◆ Exercise details
Please give the entries again in full and exactly, without any picture.

◆ Material shown
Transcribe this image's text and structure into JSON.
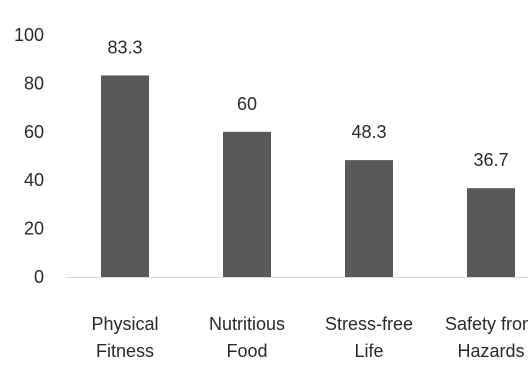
{
  "chart_data": {
    "type": "bar",
    "title": "",
    "xlabel": "",
    "ylabel": "",
    "categories": [
      [
        "Physical",
        "Fitness"
      ],
      [
        "Nutritious",
        "Food"
      ],
      [
        "Stress-free",
        "Life"
      ],
      [
        "Safety from",
        "Hazards"
      ]
    ],
    "values": [
      83.3,
      60,
      48.3,
      36.7
    ],
    "value_labels": [
      "83.3",
      "60",
      "48.3",
      "36.7"
    ],
    "ylim": [
      0,
      100
    ],
    "yticks": [
      0,
      20,
      40,
      60,
      80,
      100
    ],
    "grid": false,
    "legend": "none",
    "bar_color": "#595959",
    "axis_color": "#d9d9d9"
  }
}
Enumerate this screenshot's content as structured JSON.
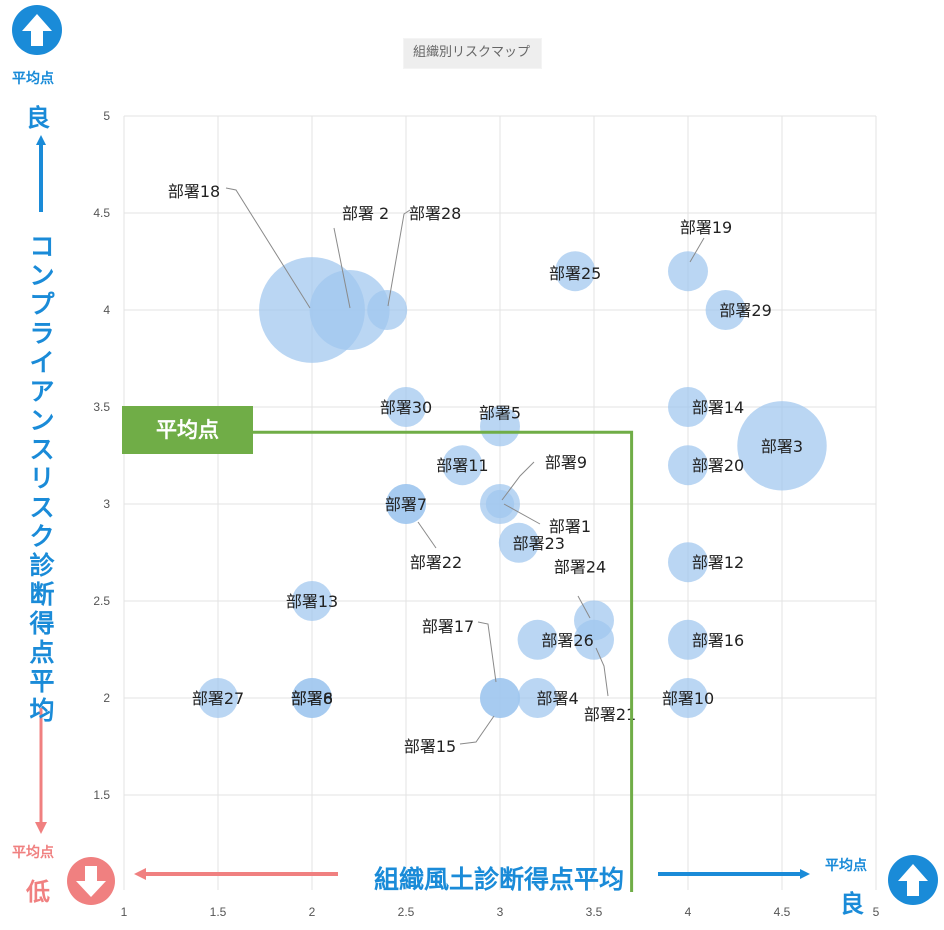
{
  "chart_data": {
    "type": "bubble",
    "title": "組織別リスクマップ",
    "xlabel": "組織風土診断得点平均",
    "ylabel": "コンプライアンスリスク診断得点平均",
    "xlim": [
      1,
      5
    ],
    "ylim": [
      1.5,
      5
    ],
    "x_ticks": [
      "1",
      "1.5",
      "2",
      "2.5",
      "3",
      "3.5",
      "4",
      "4.5",
      "5"
    ],
    "y_ticks": [
      "1.5",
      "2",
      "2.5",
      "3",
      "3.5",
      "4",
      "4.5",
      "5"
    ],
    "grid": true,
    "average_label": "平均点",
    "average": {
      "x": 3.7,
      "y": 3.37
    },
    "points": [
      {
        "label": "部署1",
        "x": 3.0,
        "y": 3.0,
        "size": 0.5
      },
      {
        "label": "部署 2",
        "x": 2.2,
        "y": 4.0,
        "size": 4
      },
      {
        "label": "部署3",
        "x": 4.5,
        "y": 3.3,
        "size": 5
      },
      {
        "label": "部署4",
        "x": 3.2,
        "y": 2.0,
        "size": 1
      },
      {
        "label": "部署5",
        "x": 3.0,
        "y": 3.4,
        "size": 1
      },
      {
        "label": "部署6",
        "x": 2.0,
        "y": 2.0,
        "size": 1
      },
      {
        "label": "部署7",
        "x": 2.5,
        "y": 3.0,
        "size": 1
      },
      {
        "label": "部署8",
        "x": 2.0,
        "y": 2.0,
        "size": 1
      },
      {
        "label": "部署9",
        "x": 3.0,
        "y": 3.0,
        "size": 1
      },
      {
        "label": "部署10",
        "x": 4.0,
        "y": 2.0,
        "size": 1
      },
      {
        "label": "部署11",
        "x": 2.8,
        "y": 3.2,
        "size": 1
      },
      {
        "label": "部署12",
        "x": 4.0,
        "y": 2.7,
        "size": 1
      },
      {
        "label": "部署13",
        "x": 2.0,
        "y": 2.5,
        "size": 1
      },
      {
        "label": "部署14",
        "x": 4.0,
        "y": 3.5,
        "size": 1
      },
      {
        "label": "部署15",
        "x": 3.0,
        "y": 2.0,
        "size": 1
      },
      {
        "label": "部署16",
        "x": 4.0,
        "y": 2.3,
        "size": 1
      },
      {
        "label": "部署17",
        "x": 3.0,
        "y": 2.0,
        "size": 1
      },
      {
        "label": "部署18",
        "x": 2.0,
        "y": 4.0,
        "size": 7
      },
      {
        "label": "部署19",
        "x": 4.0,
        "y": 4.2,
        "size": 1
      },
      {
        "label": "部署20",
        "x": 4.0,
        "y": 3.2,
        "size": 1
      },
      {
        "label": "部署21",
        "x": 3.5,
        "y": 2.3,
        "size": 1
      },
      {
        "label": "部署22",
        "x": 2.5,
        "y": 3.0,
        "size": 1
      },
      {
        "label": "部署23",
        "x": 3.1,
        "y": 2.8,
        "size": 1
      },
      {
        "label": "部署24",
        "x": 3.5,
        "y": 2.4,
        "size": 1
      },
      {
        "label": "部署25",
        "x": 3.4,
        "y": 4.2,
        "size": 1
      },
      {
        "label": "部署26",
        "x": 3.2,
        "y": 2.3,
        "size": 1
      },
      {
        "label": "部署27",
        "x": 1.5,
        "y": 2.0,
        "size": 1
      },
      {
        "label": "部署28",
        "x": 2.4,
        "y": 4.0,
        "size": 1
      },
      {
        "label": "部署29",
        "x": 4.2,
        "y": 4.0,
        "size": 1
      },
      {
        "label": "部署30",
        "x": 2.5,
        "y": 3.5,
        "size": 1
      }
    ]
  },
  "corners": {
    "top_left_point": "平均点",
    "top_left_word": "良",
    "bottom_left_point": "平均点",
    "bottom_left_word": "低",
    "bottom_right_point": "平均点",
    "bottom_right_word": "良"
  },
  "colors": {
    "bubble": "#9fc6ef",
    "average_line": "#70ad47",
    "good": "#1a8bd8",
    "low": "#f08080"
  }
}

◆ Worked solution
Transcribe this image's text and structure into JSON.
{
  "chart_data": {
    "type": "bar",
    "title": "",
    "xlabel": "",
    "ylabel": "",
    "categories": [
      [
        "Physical",
        "Fitness"
      ],
      [
        "Nutritious",
        "Food"
      ],
      [
        "Stress-free",
        "Life"
      ],
      [
        "Safety from",
        "Hazards"
      ]
    ],
    "values": [
      83.3,
      60,
      48.3,
      36.7
    ],
    "value_labels": [
      "83.3",
      "60",
      "48.3",
      "36.7"
    ],
    "ylim": [
      0,
      100
    ],
    "yticks": [
      0,
      20,
      40,
      60,
      80,
      100
    ],
    "grid": false,
    "legend": "none",
    "bar_color": "#595959",
    "axis_color": "#d9d9d9"
  }
}
Enumerate this screenshot's content as structured JSON.
{
  "chart_data": {
    "type": "bubble",
    "title": "組織別リスクマップ",
    "xlabel": "組織風土診断得点平均",
    "ylabel": "コンプライアンスリスク診断得点平均",
    "xlim": [
      1,
      5
    ],
    "ylim": [
      1.5,
      5
    ],
    "x_ticks": [
      "1",
      "1.5",
      "2",
      "2.5",
      "3",
      "3.5",
      "4",
      "4.5",
      "5"
    ],
    "y_ticks": [
      "1.5",
      "2",
      "2.5",
      "3",
      "3.5",
      "4",
      "4.5",
      "5"
    ],
    "grid": true,
    "average_label": "平均点",
    "average": {
      "x": 3.7,
      "y": 3.37
    },
    "points": [
      {
        "label": "部署1",
        "x": 3.0,
        "y": 3.0,
        "size": 0.5
      },
      {
        "label": "部署 2",
        "x": 2.2,
        "y": 4.0,
        "size": 4
      },
      {
        "label": "部署3",
        "x": 4.5,
        "y": 3.3,
        "size": 5
      },
      {
        "label": "部署4",
        "x": 3.2,
        "y": 2.0,
        "size": 1
      },
      {
        "label": "部署5",
        "x": 3.0,
        "y": 3.4,
        "size": 1
      },
      {
        "label": "部署6",
        "x": 2.0,
        "y": 2.0,
        "size": 1
      },
      {
        "label": "部署7",
        "x": 2.5,
        "y": 3.0,
        "size": 1
      },
      {
        "label": "部署8",
        "x": 2.0,
        "y": 2.0,
        "size": 1
      },
      {
        "label": "部署9",
        "x": 3.0,
        "y": 3.0,
        "size": 1
      },
      {
        "label": "部署10",
        "x": 4.0,
        "y": 2.0,
        "size": 1
      },
      {
        "label": "部署11",
        "x": 2.8,
        "y": 3.2,
        "size": 1
      },
      {
        "label": "部署12",
        "x": 4.0,
        "y": 2.7,
        "size": 1
      },
      {
        "label": "部署13",
        "x": 2.0,
        "y": 2.5,
        "size": 1
      },
      {
        "label": "部署14",
        "x": 4.0,
        "y": 3.5,
        "size": 1
      },
      {
        "label": "部署15",
        "x": 3.0,
        "y": 2.0,
        "size": 1
      },
      {
        "label": "部署16",
        "x": 4.0,
        "y": 2.3,
        "size": 1
      },
      {
        "label": "部署17",
        "x": 3.0,
        "y": 2.0,
        "size": 1
      },
      {
        "label": "部署18",
        "x": 2.0,
        "y": 4.0,
        "size": 7
      },
      {
        "label": "部署19",
        "x": 4.0,
        "y": 4.2,
        "size": 1
      },
      {
        "label": "部署20",
        "x": 4.0,
        "y": 3.2,
        "size": 1
      },
      {
        "label": "部署21",
        "x": 3.5,
        "y": 2.3,
        "size": 1
      },
      {
        "label": "部署22",
        "x": 2.5,
        "y": 3.0,
        "size": 1
      },
      {
        "label": "部署23",
        "x": 3.1,
        "y": 2.8,
        "size": 1
      },
      {
        "label": "部署24",
        "x": 3.5,
        "y": 2.4,
        "size": 1
      },
      {
        "label": "部署25",
        "x": 3.4,
        "y": 4.2,
        "size": 1
      },
      {
        "label": "部署26",
        "x": 3.2,
        "y": 2.3,
        "size": 1
      },
      {
        "label": "部署27",
        "x": 1.5,
        "y": 2.0,
        "size": 1
      },
      {
        "label": "部署28",
        "x": 2.4,
        "y": 4.0,
        "size": 1
      },
      {
        "label": "部署29",
        "x": 4.2,
        "y": 4.0,
        "size": 1
      },
      {
        "label": "部署30",
        "x": 2.5,
        "y": 3.5,
        "size": 1
      }
    ]
  },
  "corners": {
    "top_left_point": "平均点",
    "top_left_word": "良",
    "bottom_left_point": "平均点",
    "bottom_left_word": "低",
    "bottom_right_point": "平均点",
    "bottom_right_word": "良"
  },
  "colors": {
    "bubble": "#9fc6ef",
    "average_line": "#70ad47",
    "good": "#1a8bd8",
    "low": "#f08080"
  }
}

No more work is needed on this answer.